| Written instruction |
Select every line below containing the word "data".
(begin)
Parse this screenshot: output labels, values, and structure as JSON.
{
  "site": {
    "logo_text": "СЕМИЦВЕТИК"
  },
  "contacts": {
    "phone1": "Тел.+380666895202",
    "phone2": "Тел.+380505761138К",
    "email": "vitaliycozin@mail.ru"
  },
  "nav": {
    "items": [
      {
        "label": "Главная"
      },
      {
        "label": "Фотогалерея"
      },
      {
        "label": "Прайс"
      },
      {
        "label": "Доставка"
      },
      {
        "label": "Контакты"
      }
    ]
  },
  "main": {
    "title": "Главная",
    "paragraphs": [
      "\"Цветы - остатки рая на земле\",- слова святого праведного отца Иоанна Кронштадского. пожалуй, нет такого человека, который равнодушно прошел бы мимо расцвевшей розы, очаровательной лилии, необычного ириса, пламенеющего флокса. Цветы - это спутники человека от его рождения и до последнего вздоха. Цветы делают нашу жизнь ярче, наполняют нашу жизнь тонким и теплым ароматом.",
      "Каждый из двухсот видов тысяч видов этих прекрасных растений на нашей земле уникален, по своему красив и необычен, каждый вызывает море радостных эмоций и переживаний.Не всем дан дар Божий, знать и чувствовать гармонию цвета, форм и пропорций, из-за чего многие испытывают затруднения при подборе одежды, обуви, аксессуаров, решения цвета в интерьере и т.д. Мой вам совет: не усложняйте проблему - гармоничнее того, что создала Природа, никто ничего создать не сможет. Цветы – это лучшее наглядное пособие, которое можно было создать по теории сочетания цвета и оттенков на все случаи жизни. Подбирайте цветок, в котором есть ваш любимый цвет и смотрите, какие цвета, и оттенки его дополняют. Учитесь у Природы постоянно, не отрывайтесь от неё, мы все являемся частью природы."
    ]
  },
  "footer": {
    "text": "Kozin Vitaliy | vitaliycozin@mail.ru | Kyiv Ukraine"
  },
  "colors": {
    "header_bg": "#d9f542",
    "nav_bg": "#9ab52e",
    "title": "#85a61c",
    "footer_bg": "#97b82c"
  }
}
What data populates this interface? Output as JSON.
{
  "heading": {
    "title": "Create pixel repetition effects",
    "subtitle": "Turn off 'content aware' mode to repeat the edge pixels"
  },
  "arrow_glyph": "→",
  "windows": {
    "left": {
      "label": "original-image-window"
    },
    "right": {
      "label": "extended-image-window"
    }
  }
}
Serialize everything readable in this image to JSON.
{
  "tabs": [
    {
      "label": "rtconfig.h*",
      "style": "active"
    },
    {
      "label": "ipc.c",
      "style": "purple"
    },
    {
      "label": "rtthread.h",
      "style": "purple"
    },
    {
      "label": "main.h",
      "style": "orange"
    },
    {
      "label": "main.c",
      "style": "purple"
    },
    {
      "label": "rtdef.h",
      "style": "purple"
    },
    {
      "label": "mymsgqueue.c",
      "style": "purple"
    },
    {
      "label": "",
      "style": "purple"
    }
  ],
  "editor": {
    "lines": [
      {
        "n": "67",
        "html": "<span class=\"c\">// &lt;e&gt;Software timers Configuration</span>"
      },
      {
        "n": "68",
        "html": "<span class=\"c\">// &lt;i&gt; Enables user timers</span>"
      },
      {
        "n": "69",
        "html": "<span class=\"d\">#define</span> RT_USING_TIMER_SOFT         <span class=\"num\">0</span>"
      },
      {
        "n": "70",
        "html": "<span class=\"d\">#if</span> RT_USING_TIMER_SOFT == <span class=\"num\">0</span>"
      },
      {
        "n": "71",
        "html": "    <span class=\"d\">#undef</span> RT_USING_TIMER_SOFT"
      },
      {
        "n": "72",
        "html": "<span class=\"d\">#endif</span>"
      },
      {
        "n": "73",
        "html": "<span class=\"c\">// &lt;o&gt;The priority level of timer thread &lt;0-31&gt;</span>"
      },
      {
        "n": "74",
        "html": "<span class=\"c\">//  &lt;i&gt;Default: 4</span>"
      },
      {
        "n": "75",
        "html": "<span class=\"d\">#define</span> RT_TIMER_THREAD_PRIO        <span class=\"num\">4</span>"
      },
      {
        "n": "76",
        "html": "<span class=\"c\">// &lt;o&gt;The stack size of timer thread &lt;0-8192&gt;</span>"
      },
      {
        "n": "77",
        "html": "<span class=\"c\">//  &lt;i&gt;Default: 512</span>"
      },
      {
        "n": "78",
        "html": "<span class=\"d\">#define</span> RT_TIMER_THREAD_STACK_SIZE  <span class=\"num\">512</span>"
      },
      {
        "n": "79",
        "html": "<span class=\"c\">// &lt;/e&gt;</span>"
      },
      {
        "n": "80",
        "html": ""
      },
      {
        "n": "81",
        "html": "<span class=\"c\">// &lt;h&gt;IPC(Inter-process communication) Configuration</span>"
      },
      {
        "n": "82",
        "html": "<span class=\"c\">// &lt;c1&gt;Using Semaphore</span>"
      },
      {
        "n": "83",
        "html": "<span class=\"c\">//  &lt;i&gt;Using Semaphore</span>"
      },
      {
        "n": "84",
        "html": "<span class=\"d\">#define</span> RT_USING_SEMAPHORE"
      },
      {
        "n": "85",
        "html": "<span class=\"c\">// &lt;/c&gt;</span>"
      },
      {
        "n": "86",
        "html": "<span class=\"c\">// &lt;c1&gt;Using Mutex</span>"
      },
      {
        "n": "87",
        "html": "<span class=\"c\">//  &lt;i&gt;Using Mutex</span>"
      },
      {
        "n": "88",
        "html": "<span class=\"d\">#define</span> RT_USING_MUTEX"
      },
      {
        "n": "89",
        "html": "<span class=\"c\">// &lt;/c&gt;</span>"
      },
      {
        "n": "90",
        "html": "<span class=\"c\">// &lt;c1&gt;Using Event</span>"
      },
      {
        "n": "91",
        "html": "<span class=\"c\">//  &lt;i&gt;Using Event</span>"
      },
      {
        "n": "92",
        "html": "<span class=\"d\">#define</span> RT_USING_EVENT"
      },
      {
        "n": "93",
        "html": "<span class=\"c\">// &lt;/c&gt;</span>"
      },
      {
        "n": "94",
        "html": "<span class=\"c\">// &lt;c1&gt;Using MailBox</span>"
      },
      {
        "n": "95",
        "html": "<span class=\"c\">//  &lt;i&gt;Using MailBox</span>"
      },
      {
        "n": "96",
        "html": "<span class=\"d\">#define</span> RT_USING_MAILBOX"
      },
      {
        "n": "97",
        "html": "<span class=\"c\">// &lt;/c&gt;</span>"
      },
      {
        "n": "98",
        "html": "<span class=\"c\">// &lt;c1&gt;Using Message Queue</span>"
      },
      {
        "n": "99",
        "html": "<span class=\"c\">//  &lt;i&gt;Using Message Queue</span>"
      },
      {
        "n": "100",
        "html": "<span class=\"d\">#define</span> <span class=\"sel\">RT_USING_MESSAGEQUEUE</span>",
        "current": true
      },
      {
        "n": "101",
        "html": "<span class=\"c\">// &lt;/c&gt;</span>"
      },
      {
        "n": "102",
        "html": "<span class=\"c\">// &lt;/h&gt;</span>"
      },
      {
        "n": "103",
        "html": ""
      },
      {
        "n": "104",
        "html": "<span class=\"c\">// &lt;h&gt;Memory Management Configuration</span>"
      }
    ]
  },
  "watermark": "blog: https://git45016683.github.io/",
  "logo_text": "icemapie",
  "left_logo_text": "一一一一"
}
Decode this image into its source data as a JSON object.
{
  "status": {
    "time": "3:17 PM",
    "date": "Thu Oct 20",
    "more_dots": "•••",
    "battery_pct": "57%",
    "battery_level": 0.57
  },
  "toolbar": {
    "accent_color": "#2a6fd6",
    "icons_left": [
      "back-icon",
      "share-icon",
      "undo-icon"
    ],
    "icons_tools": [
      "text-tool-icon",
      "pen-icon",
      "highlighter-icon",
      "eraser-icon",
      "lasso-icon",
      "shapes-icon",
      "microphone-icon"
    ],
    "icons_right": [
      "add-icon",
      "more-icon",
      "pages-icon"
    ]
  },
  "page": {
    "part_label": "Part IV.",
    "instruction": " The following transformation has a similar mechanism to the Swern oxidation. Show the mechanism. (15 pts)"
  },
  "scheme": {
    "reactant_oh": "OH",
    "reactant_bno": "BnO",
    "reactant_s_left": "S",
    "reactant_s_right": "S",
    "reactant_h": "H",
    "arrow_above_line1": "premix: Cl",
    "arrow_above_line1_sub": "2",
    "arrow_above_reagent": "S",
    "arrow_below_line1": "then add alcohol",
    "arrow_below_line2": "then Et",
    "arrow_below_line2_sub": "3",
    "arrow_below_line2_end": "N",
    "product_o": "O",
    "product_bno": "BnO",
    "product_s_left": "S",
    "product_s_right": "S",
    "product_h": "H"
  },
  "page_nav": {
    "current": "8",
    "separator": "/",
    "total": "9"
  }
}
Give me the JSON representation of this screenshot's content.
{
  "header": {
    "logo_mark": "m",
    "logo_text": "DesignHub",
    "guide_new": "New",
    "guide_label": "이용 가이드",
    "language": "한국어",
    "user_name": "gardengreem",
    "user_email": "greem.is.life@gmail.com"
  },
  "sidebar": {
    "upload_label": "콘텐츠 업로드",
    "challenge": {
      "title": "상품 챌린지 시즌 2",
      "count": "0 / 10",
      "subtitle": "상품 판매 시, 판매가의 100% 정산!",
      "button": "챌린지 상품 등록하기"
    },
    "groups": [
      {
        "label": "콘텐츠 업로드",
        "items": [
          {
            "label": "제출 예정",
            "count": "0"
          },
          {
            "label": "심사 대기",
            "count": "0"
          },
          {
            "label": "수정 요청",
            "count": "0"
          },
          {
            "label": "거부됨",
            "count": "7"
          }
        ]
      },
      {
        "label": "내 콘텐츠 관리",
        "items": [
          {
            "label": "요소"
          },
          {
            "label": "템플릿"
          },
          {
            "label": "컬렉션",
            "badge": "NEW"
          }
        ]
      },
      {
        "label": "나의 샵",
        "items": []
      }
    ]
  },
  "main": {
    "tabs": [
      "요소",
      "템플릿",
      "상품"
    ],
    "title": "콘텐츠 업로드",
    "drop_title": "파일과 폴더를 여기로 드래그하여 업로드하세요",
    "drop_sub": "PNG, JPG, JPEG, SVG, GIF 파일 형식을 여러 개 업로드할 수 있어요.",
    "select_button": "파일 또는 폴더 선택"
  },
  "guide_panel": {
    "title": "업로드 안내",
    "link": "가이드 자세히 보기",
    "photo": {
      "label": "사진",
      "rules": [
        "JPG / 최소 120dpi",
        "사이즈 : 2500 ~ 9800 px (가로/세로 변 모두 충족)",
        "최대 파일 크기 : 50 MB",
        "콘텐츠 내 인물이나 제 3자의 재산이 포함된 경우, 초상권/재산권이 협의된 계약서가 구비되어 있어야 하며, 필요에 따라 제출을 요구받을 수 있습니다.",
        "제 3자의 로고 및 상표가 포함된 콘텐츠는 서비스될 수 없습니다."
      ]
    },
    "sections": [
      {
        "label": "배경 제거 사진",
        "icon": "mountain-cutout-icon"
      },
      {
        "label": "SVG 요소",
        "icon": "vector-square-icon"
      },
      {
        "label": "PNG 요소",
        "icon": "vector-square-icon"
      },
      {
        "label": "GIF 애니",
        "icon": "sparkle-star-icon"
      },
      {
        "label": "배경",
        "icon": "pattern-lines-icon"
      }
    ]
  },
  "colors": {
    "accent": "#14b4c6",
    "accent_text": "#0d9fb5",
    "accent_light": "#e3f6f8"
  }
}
(end)
| In response |
What data populates this interface? Output as JSON.
Decode this image into its source data as a JSON object.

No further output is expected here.